[[ Records for the task open ]]

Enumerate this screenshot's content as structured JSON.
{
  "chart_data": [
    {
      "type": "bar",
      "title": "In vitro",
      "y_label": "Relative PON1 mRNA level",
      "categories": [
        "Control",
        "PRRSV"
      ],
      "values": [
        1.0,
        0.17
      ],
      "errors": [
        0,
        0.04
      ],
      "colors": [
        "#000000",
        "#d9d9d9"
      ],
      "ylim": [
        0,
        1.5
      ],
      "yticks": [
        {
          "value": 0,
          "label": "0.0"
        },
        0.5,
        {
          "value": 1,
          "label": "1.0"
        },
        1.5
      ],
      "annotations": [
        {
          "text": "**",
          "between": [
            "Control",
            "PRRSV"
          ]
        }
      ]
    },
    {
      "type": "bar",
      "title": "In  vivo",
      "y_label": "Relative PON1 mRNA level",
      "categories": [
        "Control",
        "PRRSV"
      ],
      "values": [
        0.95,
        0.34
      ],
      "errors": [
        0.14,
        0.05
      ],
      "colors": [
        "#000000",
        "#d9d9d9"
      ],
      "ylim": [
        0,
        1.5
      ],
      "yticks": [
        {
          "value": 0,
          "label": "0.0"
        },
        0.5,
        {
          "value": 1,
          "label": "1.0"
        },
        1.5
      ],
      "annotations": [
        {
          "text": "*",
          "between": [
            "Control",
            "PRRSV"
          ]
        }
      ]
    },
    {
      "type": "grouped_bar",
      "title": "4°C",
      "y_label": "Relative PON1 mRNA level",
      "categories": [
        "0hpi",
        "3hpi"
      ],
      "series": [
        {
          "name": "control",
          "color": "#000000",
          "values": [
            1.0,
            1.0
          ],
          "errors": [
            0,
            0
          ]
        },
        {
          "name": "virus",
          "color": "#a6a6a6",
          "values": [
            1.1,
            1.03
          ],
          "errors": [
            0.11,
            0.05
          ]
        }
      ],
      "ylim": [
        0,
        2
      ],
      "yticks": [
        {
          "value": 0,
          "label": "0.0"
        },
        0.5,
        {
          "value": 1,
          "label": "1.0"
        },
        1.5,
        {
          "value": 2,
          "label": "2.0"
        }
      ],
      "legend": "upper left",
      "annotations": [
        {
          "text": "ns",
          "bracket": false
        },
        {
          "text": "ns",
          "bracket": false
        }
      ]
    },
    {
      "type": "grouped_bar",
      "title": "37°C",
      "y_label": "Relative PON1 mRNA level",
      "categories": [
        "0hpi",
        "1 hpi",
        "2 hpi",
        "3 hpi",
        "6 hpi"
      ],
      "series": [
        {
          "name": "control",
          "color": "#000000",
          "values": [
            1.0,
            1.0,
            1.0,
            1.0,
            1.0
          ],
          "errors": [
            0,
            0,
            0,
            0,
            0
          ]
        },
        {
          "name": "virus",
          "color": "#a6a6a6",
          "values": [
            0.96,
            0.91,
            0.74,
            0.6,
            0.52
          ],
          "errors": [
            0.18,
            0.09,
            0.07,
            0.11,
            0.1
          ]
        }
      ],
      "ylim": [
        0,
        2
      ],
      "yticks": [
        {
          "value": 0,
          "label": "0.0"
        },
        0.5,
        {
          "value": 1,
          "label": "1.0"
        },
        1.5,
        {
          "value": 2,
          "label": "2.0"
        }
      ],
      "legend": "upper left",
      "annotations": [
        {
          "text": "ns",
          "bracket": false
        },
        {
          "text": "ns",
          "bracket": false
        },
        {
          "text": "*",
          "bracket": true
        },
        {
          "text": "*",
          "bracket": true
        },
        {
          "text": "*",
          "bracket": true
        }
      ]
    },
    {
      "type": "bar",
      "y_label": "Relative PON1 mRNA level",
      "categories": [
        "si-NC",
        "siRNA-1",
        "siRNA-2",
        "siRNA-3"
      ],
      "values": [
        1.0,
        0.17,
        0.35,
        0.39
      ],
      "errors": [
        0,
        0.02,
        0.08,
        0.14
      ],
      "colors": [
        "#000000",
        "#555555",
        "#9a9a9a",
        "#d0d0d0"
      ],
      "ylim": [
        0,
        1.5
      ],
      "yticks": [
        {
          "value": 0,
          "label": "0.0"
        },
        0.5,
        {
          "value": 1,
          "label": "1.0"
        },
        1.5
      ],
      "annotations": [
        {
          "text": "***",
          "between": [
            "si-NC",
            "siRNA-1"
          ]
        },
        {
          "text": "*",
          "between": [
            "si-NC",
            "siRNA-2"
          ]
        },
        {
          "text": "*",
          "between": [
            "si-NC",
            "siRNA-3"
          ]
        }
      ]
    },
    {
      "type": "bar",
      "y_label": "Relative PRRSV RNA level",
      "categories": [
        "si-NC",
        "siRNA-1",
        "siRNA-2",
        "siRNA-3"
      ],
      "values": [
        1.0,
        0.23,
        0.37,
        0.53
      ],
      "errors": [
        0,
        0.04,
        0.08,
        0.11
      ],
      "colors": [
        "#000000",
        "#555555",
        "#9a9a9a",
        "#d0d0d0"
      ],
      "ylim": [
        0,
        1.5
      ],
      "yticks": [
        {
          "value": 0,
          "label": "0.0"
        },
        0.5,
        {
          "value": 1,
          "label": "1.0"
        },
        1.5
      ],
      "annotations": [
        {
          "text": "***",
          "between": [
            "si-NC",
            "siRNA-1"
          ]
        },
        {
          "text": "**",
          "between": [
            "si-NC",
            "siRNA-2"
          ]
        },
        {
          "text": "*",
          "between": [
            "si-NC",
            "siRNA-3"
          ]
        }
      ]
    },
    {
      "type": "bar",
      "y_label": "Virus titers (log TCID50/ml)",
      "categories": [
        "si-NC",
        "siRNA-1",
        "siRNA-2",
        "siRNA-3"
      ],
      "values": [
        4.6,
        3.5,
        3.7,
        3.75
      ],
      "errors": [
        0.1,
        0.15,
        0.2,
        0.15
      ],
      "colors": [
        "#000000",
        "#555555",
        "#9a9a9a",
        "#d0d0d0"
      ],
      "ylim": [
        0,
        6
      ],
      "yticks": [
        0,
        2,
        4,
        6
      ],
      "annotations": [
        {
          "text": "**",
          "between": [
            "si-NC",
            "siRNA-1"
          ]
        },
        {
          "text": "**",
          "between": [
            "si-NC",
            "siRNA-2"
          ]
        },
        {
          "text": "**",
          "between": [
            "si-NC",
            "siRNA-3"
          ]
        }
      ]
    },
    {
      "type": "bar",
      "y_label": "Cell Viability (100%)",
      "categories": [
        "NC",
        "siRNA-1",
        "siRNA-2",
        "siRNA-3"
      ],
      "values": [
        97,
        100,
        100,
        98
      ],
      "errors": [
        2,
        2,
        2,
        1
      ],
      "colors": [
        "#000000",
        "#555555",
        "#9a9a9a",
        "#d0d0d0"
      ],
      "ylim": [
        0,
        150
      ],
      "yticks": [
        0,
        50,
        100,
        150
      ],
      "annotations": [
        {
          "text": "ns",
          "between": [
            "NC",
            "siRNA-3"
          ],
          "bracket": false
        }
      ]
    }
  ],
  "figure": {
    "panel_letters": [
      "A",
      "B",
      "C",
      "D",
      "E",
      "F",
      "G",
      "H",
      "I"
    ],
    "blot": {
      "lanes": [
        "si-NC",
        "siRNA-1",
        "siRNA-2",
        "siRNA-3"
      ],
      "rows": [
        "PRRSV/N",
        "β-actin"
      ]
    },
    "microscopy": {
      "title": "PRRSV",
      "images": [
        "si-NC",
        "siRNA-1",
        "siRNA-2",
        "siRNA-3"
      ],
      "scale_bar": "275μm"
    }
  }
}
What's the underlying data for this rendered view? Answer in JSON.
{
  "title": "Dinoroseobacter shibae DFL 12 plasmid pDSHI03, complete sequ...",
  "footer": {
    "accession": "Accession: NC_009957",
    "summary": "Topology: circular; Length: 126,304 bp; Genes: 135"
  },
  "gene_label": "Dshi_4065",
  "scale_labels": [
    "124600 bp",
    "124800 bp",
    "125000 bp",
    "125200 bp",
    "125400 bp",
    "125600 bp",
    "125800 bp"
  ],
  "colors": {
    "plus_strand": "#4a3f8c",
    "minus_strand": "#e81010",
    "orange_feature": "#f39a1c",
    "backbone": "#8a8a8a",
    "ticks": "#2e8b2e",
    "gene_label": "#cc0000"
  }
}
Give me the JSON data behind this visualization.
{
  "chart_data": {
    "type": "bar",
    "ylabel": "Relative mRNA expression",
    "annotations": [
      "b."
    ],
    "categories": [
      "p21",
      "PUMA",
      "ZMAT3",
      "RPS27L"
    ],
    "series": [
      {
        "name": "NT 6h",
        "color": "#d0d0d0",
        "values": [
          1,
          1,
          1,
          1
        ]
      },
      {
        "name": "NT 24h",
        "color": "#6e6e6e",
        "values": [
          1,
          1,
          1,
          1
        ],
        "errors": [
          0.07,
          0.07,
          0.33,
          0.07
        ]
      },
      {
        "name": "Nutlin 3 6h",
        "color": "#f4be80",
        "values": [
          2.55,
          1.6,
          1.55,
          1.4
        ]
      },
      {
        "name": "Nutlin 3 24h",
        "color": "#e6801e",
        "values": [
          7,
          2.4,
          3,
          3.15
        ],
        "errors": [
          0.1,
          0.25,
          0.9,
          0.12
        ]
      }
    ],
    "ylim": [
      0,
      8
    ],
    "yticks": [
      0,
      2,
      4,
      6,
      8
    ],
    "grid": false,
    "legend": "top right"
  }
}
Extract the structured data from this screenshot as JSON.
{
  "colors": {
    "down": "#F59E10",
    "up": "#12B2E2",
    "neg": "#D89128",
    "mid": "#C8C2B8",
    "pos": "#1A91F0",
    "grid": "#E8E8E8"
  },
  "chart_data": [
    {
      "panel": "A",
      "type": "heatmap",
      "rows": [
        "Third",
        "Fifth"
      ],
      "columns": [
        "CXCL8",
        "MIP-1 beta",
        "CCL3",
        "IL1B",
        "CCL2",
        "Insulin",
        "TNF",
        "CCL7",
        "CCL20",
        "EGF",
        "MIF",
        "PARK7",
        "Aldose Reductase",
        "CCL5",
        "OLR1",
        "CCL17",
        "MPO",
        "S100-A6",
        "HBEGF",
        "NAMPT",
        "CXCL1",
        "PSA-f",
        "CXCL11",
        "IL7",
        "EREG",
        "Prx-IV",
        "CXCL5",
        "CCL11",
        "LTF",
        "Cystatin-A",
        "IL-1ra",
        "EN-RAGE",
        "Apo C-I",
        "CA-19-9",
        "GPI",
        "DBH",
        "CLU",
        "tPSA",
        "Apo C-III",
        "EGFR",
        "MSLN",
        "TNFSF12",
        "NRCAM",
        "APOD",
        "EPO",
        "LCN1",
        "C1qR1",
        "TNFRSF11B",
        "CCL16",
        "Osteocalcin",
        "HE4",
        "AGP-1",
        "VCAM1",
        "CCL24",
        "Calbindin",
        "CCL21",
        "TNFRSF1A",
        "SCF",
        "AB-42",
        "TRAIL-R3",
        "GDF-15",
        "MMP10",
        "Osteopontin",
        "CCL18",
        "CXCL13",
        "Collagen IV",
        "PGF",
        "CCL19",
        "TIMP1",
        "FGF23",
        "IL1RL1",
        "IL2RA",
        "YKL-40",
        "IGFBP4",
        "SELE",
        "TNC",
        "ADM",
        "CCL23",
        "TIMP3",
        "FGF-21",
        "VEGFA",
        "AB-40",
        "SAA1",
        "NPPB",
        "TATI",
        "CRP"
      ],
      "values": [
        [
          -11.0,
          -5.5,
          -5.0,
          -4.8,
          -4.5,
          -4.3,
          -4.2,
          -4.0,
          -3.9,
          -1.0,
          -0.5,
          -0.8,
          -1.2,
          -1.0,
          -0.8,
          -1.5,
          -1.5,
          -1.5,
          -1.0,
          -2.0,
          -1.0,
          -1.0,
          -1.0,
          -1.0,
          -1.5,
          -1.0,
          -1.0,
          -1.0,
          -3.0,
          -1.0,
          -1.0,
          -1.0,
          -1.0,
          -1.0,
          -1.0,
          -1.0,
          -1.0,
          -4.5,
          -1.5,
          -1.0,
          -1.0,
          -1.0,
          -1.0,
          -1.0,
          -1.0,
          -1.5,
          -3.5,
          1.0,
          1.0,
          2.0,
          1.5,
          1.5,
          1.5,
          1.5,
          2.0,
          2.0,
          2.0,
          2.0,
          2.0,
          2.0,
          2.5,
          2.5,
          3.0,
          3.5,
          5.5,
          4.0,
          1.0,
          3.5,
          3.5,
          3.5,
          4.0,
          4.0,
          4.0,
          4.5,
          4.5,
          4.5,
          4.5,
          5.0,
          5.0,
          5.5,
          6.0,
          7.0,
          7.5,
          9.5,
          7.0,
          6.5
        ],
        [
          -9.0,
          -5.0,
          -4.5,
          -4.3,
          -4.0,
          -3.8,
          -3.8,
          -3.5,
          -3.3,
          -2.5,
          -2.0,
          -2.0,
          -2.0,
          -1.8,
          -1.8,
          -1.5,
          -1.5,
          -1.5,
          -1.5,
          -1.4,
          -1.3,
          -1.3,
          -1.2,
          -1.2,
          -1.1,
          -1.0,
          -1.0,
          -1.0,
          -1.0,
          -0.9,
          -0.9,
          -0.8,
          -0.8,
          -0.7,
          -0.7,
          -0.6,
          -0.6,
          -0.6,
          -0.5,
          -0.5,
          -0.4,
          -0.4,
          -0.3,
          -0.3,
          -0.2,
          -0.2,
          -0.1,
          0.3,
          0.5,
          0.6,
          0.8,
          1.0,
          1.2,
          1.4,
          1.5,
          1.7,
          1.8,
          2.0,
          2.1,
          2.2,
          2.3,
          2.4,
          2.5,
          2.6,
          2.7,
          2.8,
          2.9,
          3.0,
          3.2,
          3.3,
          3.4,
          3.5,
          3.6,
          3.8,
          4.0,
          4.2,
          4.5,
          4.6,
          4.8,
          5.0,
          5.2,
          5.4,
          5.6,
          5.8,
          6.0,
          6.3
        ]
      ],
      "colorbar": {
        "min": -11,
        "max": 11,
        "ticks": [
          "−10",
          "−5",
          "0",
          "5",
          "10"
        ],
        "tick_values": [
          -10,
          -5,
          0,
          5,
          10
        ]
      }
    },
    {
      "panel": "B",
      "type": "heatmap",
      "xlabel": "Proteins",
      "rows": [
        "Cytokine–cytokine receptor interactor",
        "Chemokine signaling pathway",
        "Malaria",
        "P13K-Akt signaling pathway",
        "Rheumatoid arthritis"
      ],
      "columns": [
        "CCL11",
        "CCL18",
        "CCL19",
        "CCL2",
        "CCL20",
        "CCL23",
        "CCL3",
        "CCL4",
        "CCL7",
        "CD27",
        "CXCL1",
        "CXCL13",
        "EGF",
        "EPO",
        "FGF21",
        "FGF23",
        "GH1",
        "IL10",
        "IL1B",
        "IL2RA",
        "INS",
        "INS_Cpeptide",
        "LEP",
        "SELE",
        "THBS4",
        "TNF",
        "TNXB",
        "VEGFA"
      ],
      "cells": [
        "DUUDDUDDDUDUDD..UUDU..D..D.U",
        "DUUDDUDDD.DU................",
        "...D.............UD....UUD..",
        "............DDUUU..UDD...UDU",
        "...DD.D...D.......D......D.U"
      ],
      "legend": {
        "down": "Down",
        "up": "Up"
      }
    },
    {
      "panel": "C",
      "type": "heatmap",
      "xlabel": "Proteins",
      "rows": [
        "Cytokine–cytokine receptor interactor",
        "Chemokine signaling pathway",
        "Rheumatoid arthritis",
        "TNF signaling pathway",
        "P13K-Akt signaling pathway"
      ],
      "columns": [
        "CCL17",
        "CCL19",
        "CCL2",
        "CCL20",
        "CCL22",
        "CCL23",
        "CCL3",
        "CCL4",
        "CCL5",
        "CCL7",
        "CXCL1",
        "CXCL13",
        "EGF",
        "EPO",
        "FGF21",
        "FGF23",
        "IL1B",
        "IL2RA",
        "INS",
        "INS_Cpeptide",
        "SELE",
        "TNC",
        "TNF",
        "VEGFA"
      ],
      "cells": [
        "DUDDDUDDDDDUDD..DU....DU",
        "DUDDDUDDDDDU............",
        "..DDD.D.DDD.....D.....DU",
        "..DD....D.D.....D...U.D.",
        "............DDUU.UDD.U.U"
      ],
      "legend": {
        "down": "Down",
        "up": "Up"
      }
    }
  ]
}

[[ Records for the task closed ]]

On how many lines of the data does "structured" appear? Give only that number.

2